Would you output the whole listing below, exactly as it reads?

[Items from a data source]
— Begin —

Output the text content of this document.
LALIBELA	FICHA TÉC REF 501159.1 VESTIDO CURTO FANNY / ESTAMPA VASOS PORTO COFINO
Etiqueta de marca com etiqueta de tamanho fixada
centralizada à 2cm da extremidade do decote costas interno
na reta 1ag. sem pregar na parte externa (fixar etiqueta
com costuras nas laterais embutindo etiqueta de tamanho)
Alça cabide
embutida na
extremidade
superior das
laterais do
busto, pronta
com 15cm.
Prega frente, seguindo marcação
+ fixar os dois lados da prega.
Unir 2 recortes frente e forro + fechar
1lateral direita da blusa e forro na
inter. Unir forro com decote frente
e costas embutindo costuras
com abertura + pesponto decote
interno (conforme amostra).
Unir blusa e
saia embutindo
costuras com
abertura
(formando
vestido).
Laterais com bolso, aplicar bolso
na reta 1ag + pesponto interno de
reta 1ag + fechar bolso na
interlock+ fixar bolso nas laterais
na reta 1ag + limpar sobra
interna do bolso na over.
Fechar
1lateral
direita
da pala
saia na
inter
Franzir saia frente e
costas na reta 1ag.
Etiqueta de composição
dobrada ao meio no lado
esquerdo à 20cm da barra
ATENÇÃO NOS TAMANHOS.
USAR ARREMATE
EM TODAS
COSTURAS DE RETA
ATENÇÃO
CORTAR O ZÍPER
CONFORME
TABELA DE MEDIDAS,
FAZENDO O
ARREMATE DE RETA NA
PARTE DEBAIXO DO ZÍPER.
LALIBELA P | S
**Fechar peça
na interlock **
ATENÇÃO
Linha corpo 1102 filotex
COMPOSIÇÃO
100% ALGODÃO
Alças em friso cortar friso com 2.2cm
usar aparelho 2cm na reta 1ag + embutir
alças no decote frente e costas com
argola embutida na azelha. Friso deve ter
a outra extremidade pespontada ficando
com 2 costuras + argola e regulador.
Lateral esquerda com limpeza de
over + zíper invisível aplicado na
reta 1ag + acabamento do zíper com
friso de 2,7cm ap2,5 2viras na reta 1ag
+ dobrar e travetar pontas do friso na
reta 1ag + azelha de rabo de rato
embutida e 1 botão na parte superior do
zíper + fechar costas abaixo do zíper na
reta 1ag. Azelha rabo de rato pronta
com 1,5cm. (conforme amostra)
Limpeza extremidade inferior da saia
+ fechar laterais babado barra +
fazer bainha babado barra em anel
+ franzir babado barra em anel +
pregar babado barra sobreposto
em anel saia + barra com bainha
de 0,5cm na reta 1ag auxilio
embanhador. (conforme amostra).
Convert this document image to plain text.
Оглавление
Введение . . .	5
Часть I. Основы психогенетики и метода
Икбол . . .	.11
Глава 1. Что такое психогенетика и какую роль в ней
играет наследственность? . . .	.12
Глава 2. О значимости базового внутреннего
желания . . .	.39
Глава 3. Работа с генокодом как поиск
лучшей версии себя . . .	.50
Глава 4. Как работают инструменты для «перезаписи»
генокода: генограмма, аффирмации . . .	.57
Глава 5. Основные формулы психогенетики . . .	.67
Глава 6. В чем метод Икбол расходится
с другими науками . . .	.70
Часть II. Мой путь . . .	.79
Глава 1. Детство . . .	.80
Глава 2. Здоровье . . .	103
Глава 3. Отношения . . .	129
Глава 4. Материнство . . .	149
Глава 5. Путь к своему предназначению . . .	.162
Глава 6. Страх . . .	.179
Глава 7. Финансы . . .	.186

— End —

**RESULT FOR THIS EXERCISE**
Output the text content of this document.
LALIBELA	FICHA TÉC REF 501159.1 VESTIDO CURTO FANNY / ESTAMPA VASOS PORTO COFINO
Etiqueta de marca com etiqueta de tamanho fixada
centralizada à 2cm da extremidade do decote costas interno
na reta 1ag. sem pregar na parte externa (fixar etiqueta
com costuras nas laterais embutindo etiqueta de tamanho)
Alça cabide
embutida na
extremidade
superior das
laterais do
busto, pronta
com 15cm.
Prega frente, seguindo marcação
+ fixar os dois lados da prega.
Unir 2 recortes frente e forro + fechar
1lateral direita da blusa e forro na
inter. Unir forro com decote frente
e costas embutindo costuras
com abertura + pesponto decote
interno (conforme amostra).
Unir blusa e
saia embutindo
costuras com
abertura
(formando
vestido).
Laterais com bolso, aplicar bolso
na reta 1ag + pesponto interno de
reta 1ag + fechar bolso na
interlock+ fixar bolso nas laterais
na reta 1ag + limpar sobra
interna do bolso na over.
Fechar
1lateral
direita
da pala
saia na
inter
Franzir saia frente e
costas na reta 1ag.
Etiqueta de composição
dobrada ao meio no lado
esquerdo à 20cm da barra
ATENÇÃO NOS TAMANHOS.
USAR ARREMATE
EM TODAS
COSTURAS DE RETA
ATENÇÃO
CORTAR O ZÍPER
CONFORME
TABELA DE MEDIDAS,
FAZENDO O
ARREMATE DE RETA NA
PARTE DEBAIXO DO ZÍPER.
LALIBELA P | S
**Fechar peça
na interlock **
ATENÇÃO
Linha corpo 1102 filotex
COMPOSIÇÃO
100% ALGODÃO
Alças em friso cortar friso com 2.2cm
usar aparelho 2cm na reta 1ag + embutir
alças no decote frente e costas com
argola embutida na azelha. Friso deve ter
a outra extremidade pespontada ficando
com 2 costuras + argola e regulador.
Lateral esquerda com limpeza de
over + zíper invisível aplicado na
reta 1ag + acabamento do zíper com
friso de 2,7cm ap2,5 2viras na reta 1ag
+ dobrar e travetar pontas do friso na
reta 1ag + azelha de rabo de rato
embutida e 1 botão na parte superior do
zíper + fechar costas abaixo do zíper na
reta 1ag. Azelha rabo de rato pronta
com 1,5cm. (conforme amostra)
Limpeza extremidade inferior da saia
+ fechar laterais babado barra +
fazer bainha babado barra em anel
+ franzir babado barra em anel +
pregar babado barra sobreposto
em anel saia + barra com bainha
de 0,5cm na reta 1ag auxilio
embanhador. (conforme amostra).
Convert this document image to plain text.
Оглавление
Введение . . .	5
Часть I. Основы психогенетики и метода
Икбол . . .	.11
Глава 1. Что такое психогенетика и какую роль в ней
играет наследственность? . . .	.12
Глава 2. О значимости базового внутреннего
желания . . .	.39
Глава 3. Работа с генокодом как поиск
лучшей версии себя . . .	.50
Глава 4. Как работают инструменты для «перезаписи»
генокода: генограмма, аффирмации . . .	.57
Глава 5. Основные формулы психогенетики . . .	.67
Глава 6. В чем метод Икбол расходится
с другими науками . . .	.70
Часть II. Мой путь . . .	.79
Глава 1. Детство . . .	.80
Глава 2. Здоровье . . .	103
Глава 3. Отношения . . .	129
Глава 4. Материнство . . .	149
Глава 5. Путь к своему предназначению . . .	.162
Глава 6. Страх . . .	.179
Глава 7. Финансы . . .	.186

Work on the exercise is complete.